_THE TASK:_ Write the listing out again, all of it, word for word.

_DATA EXTRACT:_
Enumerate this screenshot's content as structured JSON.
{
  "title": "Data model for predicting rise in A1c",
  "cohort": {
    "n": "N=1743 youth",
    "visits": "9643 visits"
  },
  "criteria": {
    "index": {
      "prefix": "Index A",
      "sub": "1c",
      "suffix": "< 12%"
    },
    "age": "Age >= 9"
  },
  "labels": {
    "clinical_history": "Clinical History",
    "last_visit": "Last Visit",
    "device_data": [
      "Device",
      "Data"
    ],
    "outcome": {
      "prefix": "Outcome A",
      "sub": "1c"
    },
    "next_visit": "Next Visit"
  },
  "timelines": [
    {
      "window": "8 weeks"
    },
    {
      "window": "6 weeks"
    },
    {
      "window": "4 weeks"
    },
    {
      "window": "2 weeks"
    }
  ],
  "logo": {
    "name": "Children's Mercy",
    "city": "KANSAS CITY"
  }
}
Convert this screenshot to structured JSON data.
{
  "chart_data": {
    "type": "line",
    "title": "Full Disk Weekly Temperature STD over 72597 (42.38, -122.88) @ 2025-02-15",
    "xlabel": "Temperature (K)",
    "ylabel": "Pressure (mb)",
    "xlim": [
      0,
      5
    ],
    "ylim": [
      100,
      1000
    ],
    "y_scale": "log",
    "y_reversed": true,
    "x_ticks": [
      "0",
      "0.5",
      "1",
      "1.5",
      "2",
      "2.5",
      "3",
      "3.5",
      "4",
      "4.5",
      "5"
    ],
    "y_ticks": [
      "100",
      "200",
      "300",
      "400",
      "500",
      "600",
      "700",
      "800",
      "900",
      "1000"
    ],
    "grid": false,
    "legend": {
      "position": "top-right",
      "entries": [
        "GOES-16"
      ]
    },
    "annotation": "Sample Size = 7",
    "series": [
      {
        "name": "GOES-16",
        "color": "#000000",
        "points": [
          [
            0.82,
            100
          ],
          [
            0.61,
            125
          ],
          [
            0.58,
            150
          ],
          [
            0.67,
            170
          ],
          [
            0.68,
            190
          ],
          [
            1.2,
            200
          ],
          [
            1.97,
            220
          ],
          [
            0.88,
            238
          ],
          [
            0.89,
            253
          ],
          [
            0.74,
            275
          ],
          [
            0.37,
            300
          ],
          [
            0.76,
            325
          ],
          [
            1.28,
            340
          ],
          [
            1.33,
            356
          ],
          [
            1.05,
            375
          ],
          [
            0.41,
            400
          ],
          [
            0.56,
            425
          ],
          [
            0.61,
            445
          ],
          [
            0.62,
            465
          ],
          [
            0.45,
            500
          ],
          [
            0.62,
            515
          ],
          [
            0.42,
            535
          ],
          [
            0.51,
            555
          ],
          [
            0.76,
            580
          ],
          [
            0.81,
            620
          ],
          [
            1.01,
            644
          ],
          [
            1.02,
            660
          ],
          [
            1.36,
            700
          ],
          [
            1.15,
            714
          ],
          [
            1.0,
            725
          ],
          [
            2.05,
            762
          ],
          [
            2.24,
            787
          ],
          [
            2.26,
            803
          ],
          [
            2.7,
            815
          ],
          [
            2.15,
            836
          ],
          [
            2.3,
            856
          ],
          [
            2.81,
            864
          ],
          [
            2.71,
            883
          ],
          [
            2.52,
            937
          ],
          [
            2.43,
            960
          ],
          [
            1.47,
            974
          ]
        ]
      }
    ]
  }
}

_RESPONSE:_
Enumerate this screenshot's content as structured JSON.
{
  "title": "Data model for predicting rise in A1c",
  "cohort": {
    "n": "N=1743 youth",
    "visits": "9643 visits"
  },
  "criteria": {
    "index": {
      "prefix": "Index A",
      "sub": "1c",
      "suffix": "< 12%"
    },
    "age": "Age >= 9"
  },
  "labels": {
    "clinical_history": "Clinical History",
    "last_visit": "Last Visit",
    "device_data": [
      "Device",
      "Data"
    ],
    "outcome": {
      "prefix": "Outcome A",
      "sub": "1c"
    },
    "next_visit": "Next Visit"
  },
  "timelines": [
    {
      "window": "8 weeks"
    },
    {
      "window": "6 weeks"
    },
    {
      "window": "4 weeks"
    },
    {
      "window": "2 weeks"
    }
  ],
  "logo": {
    "name": "Children's Mercy",
    "city": "KANSAS CITY"
  }
}
Convert this screenshot to structured JSON data.
{
  "chart_data": {
    "type": "line",
    "title": "Full Disk Weekly Temperature STD over 72597 (42.38, -122.88) @ 2025-02-15",
    "xlabel": "Temperature (K)",
    "ylabel": "Pressure (mb)",
    "xlim": [
      0,
      5
    ],
    "ylim": [
      100,
      1000
    ],
    "y_scale": "log",
    "y_reversed": true,
    "x_ticks": [
      "0",
      "0.5",
      "1",
      "1.5",
      "2",
      "2.5",
      "3",
      "3.5",
      "4",
      "4.5",
      "5"
    ],
    "y_ticks": [
      "100",
      "200",
      "300",
      "400",
      "500",
      "600",
      "700",
      "800",
      "900",
      "1000"
    ],
    "grid": false,
    "legend": {
      "position": "top-right",
      "entries": [
        "GOES-16"
      ]
    },
    "annotation": "Sample Size = 7",
    "series": [
      {
        "name": "GOES-16",
        "color": "#000000",
        "points": [
          [
            0.82,
            100
          ],
          [
            0.61,
            125
          ],
          [
            0.58,
            150
          ],
          [
            0.67,
            170
          ],
          [
            0.68,
            190
          ],
          [
            1.2,
            200
          ],
          [
            1.97,
            220
          ],
          [
            0.88,
            238
          ],
          [
            0.89,
            253
          ],
          [
            0.74,
            275
          ],
          [
            0.37,
            300
          ],
          [
            0.76,
            325
          ],
          [
            1.28,
            340
          ],
          [
            1.33,
            356
          ],
          [
            1.05,
            375
          ],
          [
            0.41,
            400
          ],
          [
            0.56,
            425
          ],
          [
            0.61,
            445
          ],
          [
            0.62,
            465
          ],
          [
            0.45,
            500
          ],
          [
            0.62,
            515
          ],
          [
            0.42,
            535
          ],
          [
            0.51,
            555
          ],
          [
            0.76,
            580
          ],
          [
            0.81,
            620
          ],
          [
            1.01,
            644
          ],
          [
            1.02,
            660
          ],
          [
            1.36,
            700
          ],
          [
            1.15,
            714
          ],
          [
            1.0,
            725
          ],
          [
            2.05,
            762
          ],
          [
            2.24,
            787
          ],
          [
            2.26,
            803
          ],
          [
            2.7,
            815
          ],
          [
            2.15,
            836
          ],
          [
            2.3,
            856
          ],
          [
            2.81,
            864
          ],
          [
            2.71,
            883
          ],
          [
            2.52,
            937
          ],
          [
            2.43,
            960
          ],
          [
            1.47,
            974
          ]
        ]
      }
    ]
  }
}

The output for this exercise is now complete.